- Selected extract:
·····

Cell Injury PDF

Summary

This document provides an overview of cell injury, including its causes, mechanisms, and different types of cell death such as necrosis and apoptosis. It also details the intracellular systems vulnerable to injury and mechanisms of irreversible injury.

Full Transcript

Cell Injury:
The cell tends to preserve its intracellular milieu within a narrow range of
physiologic activities, as the cell encounters physiologic stresses or pathologic
stimuli, it can undergo adaptation preserving viability. If the cells adaptive
capability is exceeded, cell injury develops. There are two principal patterns
of cell death:
1. Necrosis: Occurs after exposure to noxious conditions, and
characterized by cell swelling, protein denaturation and organellar
breakdown.
2. Apoptosis: Is a programmed cell death occurring in the normal or
physiologic conditions.

·····

Records excerpted from a collection
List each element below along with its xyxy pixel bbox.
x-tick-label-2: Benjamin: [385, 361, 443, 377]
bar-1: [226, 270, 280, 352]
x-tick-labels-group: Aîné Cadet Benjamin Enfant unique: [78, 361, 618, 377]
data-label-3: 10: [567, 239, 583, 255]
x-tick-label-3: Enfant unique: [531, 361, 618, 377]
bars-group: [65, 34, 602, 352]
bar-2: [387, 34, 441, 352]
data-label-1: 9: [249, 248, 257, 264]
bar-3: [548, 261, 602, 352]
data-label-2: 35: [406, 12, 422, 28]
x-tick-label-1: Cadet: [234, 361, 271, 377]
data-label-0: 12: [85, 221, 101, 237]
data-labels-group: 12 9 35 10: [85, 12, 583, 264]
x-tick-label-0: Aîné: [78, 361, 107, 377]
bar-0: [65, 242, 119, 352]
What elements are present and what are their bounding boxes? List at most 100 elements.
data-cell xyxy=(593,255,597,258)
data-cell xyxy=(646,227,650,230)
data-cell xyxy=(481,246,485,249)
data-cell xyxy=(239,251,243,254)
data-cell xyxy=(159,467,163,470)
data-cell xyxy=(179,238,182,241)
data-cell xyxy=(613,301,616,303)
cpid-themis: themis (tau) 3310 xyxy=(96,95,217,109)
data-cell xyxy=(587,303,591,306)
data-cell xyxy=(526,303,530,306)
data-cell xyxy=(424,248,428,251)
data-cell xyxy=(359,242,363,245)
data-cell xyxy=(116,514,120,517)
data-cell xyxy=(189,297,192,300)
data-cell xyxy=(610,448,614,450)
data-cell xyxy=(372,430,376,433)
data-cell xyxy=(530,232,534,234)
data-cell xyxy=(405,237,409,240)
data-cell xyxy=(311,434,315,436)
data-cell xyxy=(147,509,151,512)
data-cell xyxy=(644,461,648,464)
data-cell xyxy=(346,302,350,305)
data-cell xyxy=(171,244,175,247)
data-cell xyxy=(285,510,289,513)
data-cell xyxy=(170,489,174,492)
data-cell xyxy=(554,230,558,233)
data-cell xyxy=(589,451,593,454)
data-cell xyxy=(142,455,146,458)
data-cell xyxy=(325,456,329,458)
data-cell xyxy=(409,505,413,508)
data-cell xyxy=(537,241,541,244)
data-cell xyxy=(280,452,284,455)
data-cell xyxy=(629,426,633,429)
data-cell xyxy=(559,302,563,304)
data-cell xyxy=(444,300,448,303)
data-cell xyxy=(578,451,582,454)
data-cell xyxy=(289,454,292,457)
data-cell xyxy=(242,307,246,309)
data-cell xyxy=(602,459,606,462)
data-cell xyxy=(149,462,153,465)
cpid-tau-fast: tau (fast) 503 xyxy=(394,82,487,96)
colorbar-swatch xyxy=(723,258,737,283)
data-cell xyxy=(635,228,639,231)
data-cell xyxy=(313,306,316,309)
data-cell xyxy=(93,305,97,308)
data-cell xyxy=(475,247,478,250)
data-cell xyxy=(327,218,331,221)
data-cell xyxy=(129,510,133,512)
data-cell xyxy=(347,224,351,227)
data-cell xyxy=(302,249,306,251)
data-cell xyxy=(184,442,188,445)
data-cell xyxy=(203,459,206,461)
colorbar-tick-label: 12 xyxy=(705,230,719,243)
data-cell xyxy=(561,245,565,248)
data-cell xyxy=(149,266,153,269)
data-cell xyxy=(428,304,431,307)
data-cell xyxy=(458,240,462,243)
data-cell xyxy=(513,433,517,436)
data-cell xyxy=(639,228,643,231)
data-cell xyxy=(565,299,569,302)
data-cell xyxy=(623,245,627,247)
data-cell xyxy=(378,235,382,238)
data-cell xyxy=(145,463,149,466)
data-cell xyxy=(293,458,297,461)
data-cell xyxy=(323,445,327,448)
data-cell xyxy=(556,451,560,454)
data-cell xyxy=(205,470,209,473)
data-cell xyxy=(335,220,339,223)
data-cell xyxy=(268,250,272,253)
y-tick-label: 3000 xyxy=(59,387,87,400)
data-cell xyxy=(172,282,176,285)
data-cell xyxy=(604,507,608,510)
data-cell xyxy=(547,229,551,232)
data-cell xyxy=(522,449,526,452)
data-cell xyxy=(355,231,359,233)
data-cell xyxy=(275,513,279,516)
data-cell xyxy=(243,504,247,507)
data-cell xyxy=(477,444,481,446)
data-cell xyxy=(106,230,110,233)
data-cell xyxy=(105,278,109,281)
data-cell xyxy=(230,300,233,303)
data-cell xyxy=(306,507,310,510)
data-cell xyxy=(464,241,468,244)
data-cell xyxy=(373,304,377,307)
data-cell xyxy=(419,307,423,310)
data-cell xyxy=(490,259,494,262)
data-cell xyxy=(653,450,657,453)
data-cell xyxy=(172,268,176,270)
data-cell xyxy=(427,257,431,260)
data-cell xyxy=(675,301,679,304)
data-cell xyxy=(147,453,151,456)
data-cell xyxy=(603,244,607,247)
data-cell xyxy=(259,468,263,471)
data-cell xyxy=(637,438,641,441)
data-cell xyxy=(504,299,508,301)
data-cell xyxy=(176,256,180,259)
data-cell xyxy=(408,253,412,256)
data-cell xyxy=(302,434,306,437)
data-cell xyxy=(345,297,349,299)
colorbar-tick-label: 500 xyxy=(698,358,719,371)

·····

- Exercise brief:
From the text on cell injury, reproduce the passage that starts at the words "This document provides" and stops after the words "of irreversible injury.".

- Solution to this task:
This document provides an overview of cell injury, including its causes, mechanisms, and different types of cell death such as necrosis and apoptosis. It also details the intracellular systems vulnerable to injury and mechanisms of irreversible injury.